#### [Directive]
Find the lines of data that contain the string "think", then list them.

:: Input records ::

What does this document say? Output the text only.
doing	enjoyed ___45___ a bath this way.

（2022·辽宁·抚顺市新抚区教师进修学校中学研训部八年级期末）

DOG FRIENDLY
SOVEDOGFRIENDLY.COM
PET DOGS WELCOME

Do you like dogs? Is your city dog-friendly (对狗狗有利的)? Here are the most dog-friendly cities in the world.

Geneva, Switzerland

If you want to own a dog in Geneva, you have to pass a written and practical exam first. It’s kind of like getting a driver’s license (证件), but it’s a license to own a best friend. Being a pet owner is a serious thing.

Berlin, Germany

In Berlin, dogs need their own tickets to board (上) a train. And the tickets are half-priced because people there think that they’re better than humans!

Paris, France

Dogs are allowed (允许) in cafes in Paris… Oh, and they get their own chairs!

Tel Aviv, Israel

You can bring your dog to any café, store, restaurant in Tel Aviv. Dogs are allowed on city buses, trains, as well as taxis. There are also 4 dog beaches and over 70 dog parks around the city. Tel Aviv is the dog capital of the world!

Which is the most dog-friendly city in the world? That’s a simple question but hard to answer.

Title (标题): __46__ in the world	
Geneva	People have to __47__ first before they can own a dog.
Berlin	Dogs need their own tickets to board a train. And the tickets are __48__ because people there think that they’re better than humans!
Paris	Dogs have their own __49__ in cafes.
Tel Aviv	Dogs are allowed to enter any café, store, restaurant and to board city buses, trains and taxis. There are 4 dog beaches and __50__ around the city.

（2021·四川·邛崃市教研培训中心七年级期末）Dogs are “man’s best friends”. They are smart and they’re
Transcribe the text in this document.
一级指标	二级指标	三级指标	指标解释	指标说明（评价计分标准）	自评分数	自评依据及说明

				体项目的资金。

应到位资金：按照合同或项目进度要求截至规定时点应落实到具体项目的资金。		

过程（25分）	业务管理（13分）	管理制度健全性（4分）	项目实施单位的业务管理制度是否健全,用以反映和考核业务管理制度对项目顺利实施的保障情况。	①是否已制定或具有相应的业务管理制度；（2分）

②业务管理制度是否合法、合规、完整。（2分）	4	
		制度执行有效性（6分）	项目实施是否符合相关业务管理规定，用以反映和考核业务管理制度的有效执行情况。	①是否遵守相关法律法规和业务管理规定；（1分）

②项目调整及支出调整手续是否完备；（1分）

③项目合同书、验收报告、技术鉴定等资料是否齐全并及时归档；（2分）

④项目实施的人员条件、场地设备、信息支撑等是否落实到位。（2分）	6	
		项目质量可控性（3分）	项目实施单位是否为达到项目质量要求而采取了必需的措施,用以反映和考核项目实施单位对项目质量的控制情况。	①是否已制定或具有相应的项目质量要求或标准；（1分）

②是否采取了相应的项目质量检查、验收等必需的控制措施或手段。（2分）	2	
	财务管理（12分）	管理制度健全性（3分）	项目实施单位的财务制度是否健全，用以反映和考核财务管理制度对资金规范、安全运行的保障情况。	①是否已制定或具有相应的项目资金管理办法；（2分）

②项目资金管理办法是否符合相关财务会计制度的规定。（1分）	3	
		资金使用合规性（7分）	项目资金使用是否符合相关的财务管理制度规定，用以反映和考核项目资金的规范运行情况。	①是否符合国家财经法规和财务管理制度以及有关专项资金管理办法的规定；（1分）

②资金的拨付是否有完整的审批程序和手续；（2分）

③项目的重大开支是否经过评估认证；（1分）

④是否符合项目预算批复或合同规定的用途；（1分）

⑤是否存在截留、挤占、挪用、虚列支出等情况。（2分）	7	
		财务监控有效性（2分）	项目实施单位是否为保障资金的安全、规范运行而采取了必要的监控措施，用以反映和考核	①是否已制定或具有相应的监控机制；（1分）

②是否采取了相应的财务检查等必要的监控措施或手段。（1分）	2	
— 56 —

:::

#### [Reply to the task]
In Berlin, dogs need their own tickets to board (上) a train. And the tickets are half-priced because people there think that they’re better than humans!
Berlin	Dogs need their own tickets to board a train. And the tickets are __48__ because people there think that they’re better than humans!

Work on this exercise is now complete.